» Aim of the task:
Repeat the records word for word, excluding any picture.
- - -
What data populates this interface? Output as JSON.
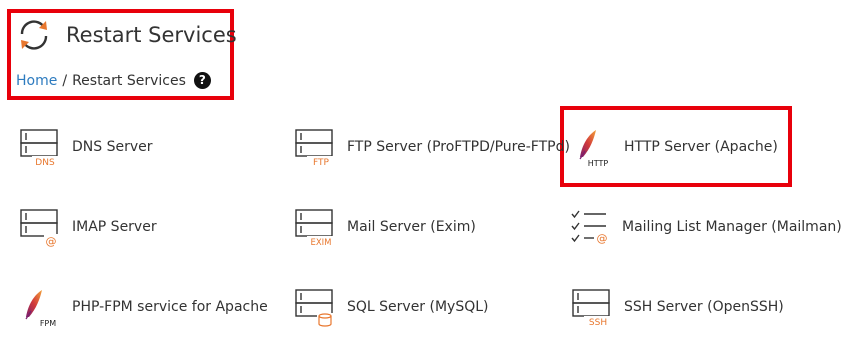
{
  "header": {
    "title": "Restart Services",
    "icon": "restart-services-icon"
  },
  "breadcrumb": {
    "home": "Home",
    "separator": "/",
    "current": "Restart Services",
    "help_glyph": "?"
  },
  "services": [
    {
      "label": "DNS Server",
      "badge": "DNS",
      "icon": "server-dns-icon"
    },
    {
      "label": "FTP Server (ProFTPD/Pure-FTPd)",
      "badge": "FTP",
      "icon": "server-ftp-icon"
    },
    {
      "label": "HTTP Server (Apache)",
      "badge": "HTTP",
      "icon": "apache-feather-icon"
    },
    {
      "label": "IMAP Server",
      "badge": "@",
      "icon": "server-imap-icon"
    },
    {
      "label": "Mail Server (Exim)",
      "badge": "EXIM",
      "icon": "server-exim-icon"
    },
    {
      "label": "Mailing List Manager (Mailman)",
      "badge": "@",
      "icon": "mailing-list-checklist-icon"
    },
    {
      "label": "PHP-FPM service for Apache",
      "badge": "FPM",
      "icon": "apache-feather-icon"
    },
    {
      "label": "SQL Server (MySQL)",
      "badge": "",
      "icon": "server-database-icon"
    },
    {
      "label": "SSH Server (OpenSSH)",
      "badge": "SSH",
      "icon": "server-ssh-icon"
    }
  ],
  "colors": {
    "accent_orange": "#e8772e",
    "link_blue": "#2d7bbf",
    "highlight_red": "#e8000b",
    "text": "#333333"
  }
}
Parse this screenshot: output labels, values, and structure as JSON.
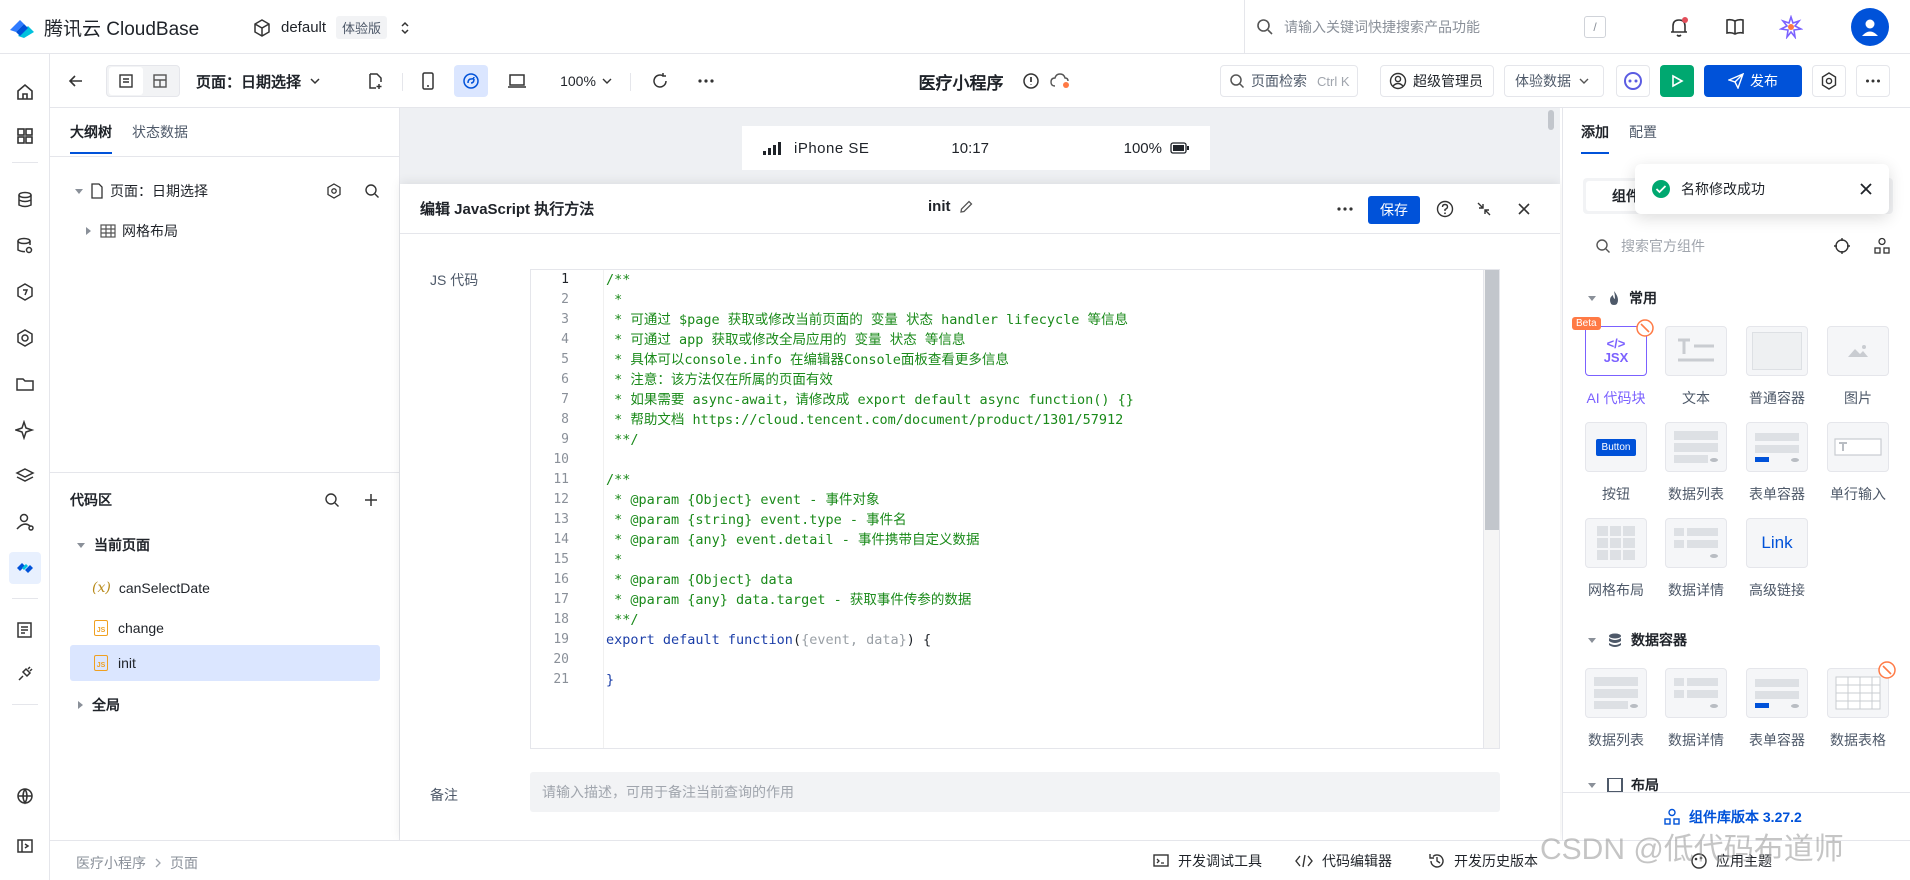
{
  "brand": {
    "name": "腾讯云 CloudBase",
    "env": "default",
    "env_badge": "体验版"
  },
  "search": {
    "placeholder": "请输入关键词快捷搜索产品功能",
    "shortcut": "/"
  },
  "toolbar": {
    "page_label": "页面：日期选择",
    "zoom": "100%",
    "app_title": "医疗小程序",
    "page_search": "页面检索",
    "page_search_shortcut": "Ctrl K",
    "role": "超级管理员",
    "data_mode": "体验数据",
    "publish": "发布"
  },
  "left_panel": {
    "tabs": [
      "大纲树",
      "状态数据"
    ],
    "tree": {
      "root": "页面：日期选择",
      "child": "网格布局"
    },
    "code_section": {
      "title": "代码区",
      "group": "当前页面",
      "items": [
        {
          "icon": "(x)",
          "label": "canSelectDate"
        },
        {
          "icon": "JS",
          "label": "change"
        },
        {
          "icon": "JS",
          "label": "init"
        }
      ],
      "global": "全局"
    }
  },
  "device": {
    "name": "iPhone SE",
    "time": "10:17",
    "battery": "100%"
  },
  "editor": {
    "title": "编辑 JavaScript 执行方法",
    "method_name": "init",
    "save": "保存",
    "code_label": "JS 代码",
    "note_label": "备注",
    "note_placeholder": "请输入描述，可用于备注当前查询的作用",
    "code_lines": [
      "/**",
      " *",
      " * 可通过 $page 获取或修改当前页面的 变量 状态 handler lifecycle 等信息",
      " * 可通过 app 获取或修改全局应用的 变量 状态 等信息",
      " * 具体可以console.info 在编辑器Console面板查看更多信息",
      " * 注意：该方法仅在所属的页面有效",
      " * 如果需要 async-await，请修改成 export default async function() {}",
      " * 帮助文档 https://cloud.tencent.com/document/product/1301/57912",
      " **/",
      "",
      "/**",
      " * @param {Object} event - 事件对象",
      " * @param {string} event.type - 事件名",
      " * @param {any} event.detail - 事件携带自定义数据",
      " *",
      " * @param {Object} data",
      " * @param {any} data.target - 获取事件传参的数据",
      " **/",
      "export default function({event, data}) {",
      "",
      "}"
    ],
    "line_numbers": [
      "1",
      "2",
      "3",
      "4",
      "5",
      "6",
      "7",
      "8",
      "9",
      "10",
      "11",
      "12",
      "13",
      "14",
      "15",
      "16",
      "17",
      "18",
      "19",
      "20",
      "21"
    ]
  },
  "right_panel": {
    "tabs": [
      "添加",
      "配置"
    ],
    "sub_tab": "组件",
    "search_placeholder": "搜索官方组件",
    "toast": "名称修改成功",
    "sections": [
      {
        "title": "常用",
        "items": [
          "AI 代码块",
          "文本",
          "普通容器",
          "图片",
          "按钮",
          "数据列表",
          "表单容器",
          "单行输入",
          "网格布局",
          "数据详情",
          "高级链接"
        ]
      },
      {
        "title": "数据容器",
        "items": [
          "数据列表",
          "数据详情",
          "表单容器",
          "数据表格"
        ]
      },
      {
        "title": "布局",
        "items": []
      }
    ],
    "thumb_text": {
      "jsx": "JSX",
      "beta": "Beta",
      "button": "Button",
      "link": "Link"
    },
    "version": "组件库版本 3.27.2",
    "apply_theme": "应用主题"
  },
  "footer": {
    "breadcrumb": [
      "医疗小程序",
      "页面"
    ],
    "tools": [
      "开发调试工具",
      "代码编辑器",
      "开发历史版本"
    ]
  },
  "watermark": "CSDN @低代码布道师",
  "colors": {
    "primary": "#0052d9",
    "green": "#00a870",
    "code_green": "#1a8a1a",
    "code_blue": "#1b3ea8"
  }
}
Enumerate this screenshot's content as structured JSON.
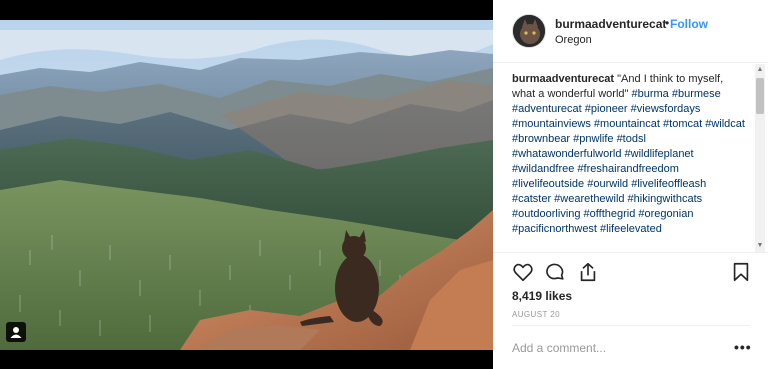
{
  "post": {
    "username": "burmaadventurecat",
    "separator": "•",
    "follow_label": "Follow",
    "location": "Oregon",
    "caption_username": "burmaadventurecat",
    "caption_text": "\"And I think to myself, what a wonderful world\"",
    "hashtags": "#burma #burmese #adventurecat #pioneer #viewsfordays #mountainviews #mountaincat #tomcat #wildcat #brownbear #pnwlife #todsl #whatawonderfulworld #wildlifeplanet #wildandfree #freshairandfreedom #livelifeoutside #ourwild #livelifeoffleash #catster #wearethewild #hikingwithcats #outdoorliving #offthegrid #oregonian #pacificnorthwest #lifeelevated",
    "likes": "8,419 likes",
    "date": "AUGUST 20",
    "comment_placeholder": "Add a comment...",
    "more_label": "•••"
  },
  "icons": {
    "like": "heart-icon",
    "comment": "comment-bubble-icon",
    "share": "share-icon",
    "save": "bookmark-icon",
    "tag": "user-tag-icon"
  },
  "colors": {
    "follow": "#3897f0",
    "hashtag": "#003569",
    "text": "#262626",
    "muted": "#999999"
  }
}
- - -
» Output of the exercise:
What data populates this interface? Output as JSON.
{
  "header": {
    "title": "Restart Services",
    "icon": "restart-services-icon"
  },
  "breadcrumb": {
    "home": "Home",
    "separator": "/",
    "current": "Restart Services",
    "help_glyph": "?"
  },
  "services": [
    {
      "label": "DNS Server",
      "badge": "DNS",
      "icon": "server-dns-icon"
    },
    {
      "label": "FTP Server (ProFTPD/Pure-FTPd)",
      "badge": "FTP",
      "icon": "server-ftp-icon"
    },
    {
      "label": "HTTP Server (Apache)",
      "badge": "HTTP",
      "icon": "apache-feather-icon"
    },
    {
      "label": "IMAP Server",
      "badge": "@",
      "icon": "server-imap-icon"
    },
    {
      "label": "Mail Server (Exim)",
      "badge": "EXIM",
      "icon": "server-exim-icon"
    },
    {
      "label": "Mailing List Manager (Mailman)",
      "badge": "@",
      "icon": "mailing-list-checklist-icon"
    },
    {
      "label": "PHP-FPM service for Apache",
      "badge": "FPM",
      "icon": "apache-feather-icon"
    },
    {
      "label": "SQL Server (MySQL)",
      "badge": "",
      "icon": "server-database-icon"
    },
    {
      "label": "SSH Server (OpenSSH)",
      "badge": "SSH",
      "icon": "server-ssh-icon"
    }
  ],
  "colors": {
    "accent_orange": "#e8772e",
    "link_blue": "#2d7bbf",
    "highlight_red": "#e8000b",
    "text": "#333333"
  }
}
Parse this screenshot: output labels, values, and structure as JSON.
{
  "brand": {
    "name": "腾讯云 CloudBase",
    "env": "default",
    "env_badge": "体验版"
  },
  "search": {
    "placeholder": "请输入关键词快捷搜索产品功能",
    "shortcut": "/"
  },
  "toolbar": {
    "page_label": "页面：日期选择",
    "zoom": "100%",
    "app_title": "医疗小程序",
    "page_search": "页面检索",
    "page_search_shortcut": "Ctrl K",
    "role": "超级管理员",
    "data_mode": "体验数据",
    "publish": "发布"
  },
  "left_panel": {
    "tabs": [
      "大纲树",
      "状态数据"
    ],
    "tree": {
      "root": "页面：日期选择",
      "child": "网格布局"
    },
    "code_section": {
      "title": "代码区",
      "group": "当前页面",
      "items": [
        {
          "icon": "(x)",
          "label": "canSelectDate"
        },
        {
          "icon": "JS",
          "label": "change"
        },
        {
          "icon": "JS",
          "label": "init"
        }
      ],
      "global": "全局"
    }
  },
  "device": {
    "name": "iPhone SE",
    "time": "10:17",
    "battery": "100%"
  },
  "editor": {
    "title": "编辑 JavaScript 执行方法",
    "method_name": "init",
    "save": "保存",
    "code_label": "JS 代码",
    "note_label": "备注",
    "note_placeholder": "请输入描述，可用于备注当前查询的作用",
    "code_lines": [
      "/**",
      " *",
      " * 可通过 $page 获取或修改当前页面的 变量 状态 handler lifecycle 等信息",
      " * 可通过 app 获取或修改全局应用的 变量 状态 等信息",
      " * 具体可以console.info 在编辑器Console面板查看更多信息",
      " * 注意：该方法仅在所属的页面有效",
      " * 如果需要 async-await，请修改成 export default async function() {}",
      " * 帮助文档 https://cloud.tencent.com/document/product/1301/57912",
      " **/",
      "",
      "/**",
      " * @param {Object} event - 事件对象",
      " * @param {string} event.type - 事件名",
      " * @param {any} event.detail - 事件携带自定义数据",
      " *",
      " * @param {Object} data",
      " * @param {any} data.target - 获取事件传参的数据",
      " **/",
      "export default function({event, data}) {",
      "",
      "}"
    ],
    "line_numbers": [
      "1",
      "2",
      "3",
      "4",
      "5",
      "6",
      "7",
      "8",
      "9",
      "10",
      "11",
      "12",
      "13",
      "14",
      "15",
      "16",
      "17",
      "18",
      "19",
      "20",
      "21"
    ]
  },
  "right_panel": {
    "tabs": [
      "添加",
      "配置"
    ],
    "sub_tab": "组件",
    "search_placeholder": "搜索官方组件",
    "toast": "名称修改成功",
    "sections": [
      {
        "title": "常用",
        "items": [
          "AI 代码块",
          "文本",
          "普通容器",
          "图片",
          "按钮",
          "数据列表",
          "表单容器",
          "单行输入",
          "网格布局",
          "数据详情",
          "高级链接"
        ]
      },
      {
        "title": "数据容器",
        "items": [
          "数据列表",
          "数据详情",
          "表单容器",
          "数据表格"
        ]
      },
      {
        "title": "布局",
        "items": []
      }
    ],
    "thumb_text": {
      "jsx": "JSX",
      "beta": "Beta",
      "button": "Button",
      "link": "Link"
    },
    "version": "组件库版本 3.27.2",
    "apply_theme": "应用主题"
  },
  "footer": {
    "breadcrumb": [
      "医疗小程序",
      "页面"
    ],
    "tools": [
      "开发调试工具",
      "代码编辑器",
      "开发历史版本"
    ]
  },
  "watermark": "CSDN @低代码布道师",
  "colors": {
    "primary": "#0052d9",
    "green": "#00a870",
    "code_green": "#1a8a1a",
    "code_blue": "#1b3ea8"
  }
}
Enumerate this screenshot's content as structured JSON.
{
  "post": {
    "username": "burmaadventurecat",
    "separator": "•",
    "follow_label": "Follow",
    "location": "Oregon",
    "caption_username": "burmaadventurecat",
    "caption_text": "\"And I think to myself, what a wonderful world\"",
    "hashtags": "#burma #burmese #adventurecat #pioneer #viewsfordays #mountainviews #mountaincat #tomcat #wildcat #brownbear #pnwlife #todsl #whatawonderfulworld #wildlifeplanet #wildandfree #freshairandfreedom #livelifeoutside #ourwild #livelifeoffleash #catster #wearethewild #hikingwithcats #outdoorliving #offthegrid #oregonian #pacificnorthwest #lifeelevated",
    "likes": "8,419 likes",
    "date": "AUGUST 20",
    "comment_placeholder": "Add a comment...",
    "more_label": "•••"
  },
  "icons": {
    "like": "heart-icon",
    "comment": "comment-bubble-icon",
    "share": "share-icon",
    "save": "bookmark-icon",
    "tag": "user-tag-icon"
  },
  "colors": {
    "follow": "#3897f0",
    "hashtag": "#003569",
    "text": "#262626",
    "muted": "#999999"
  }
}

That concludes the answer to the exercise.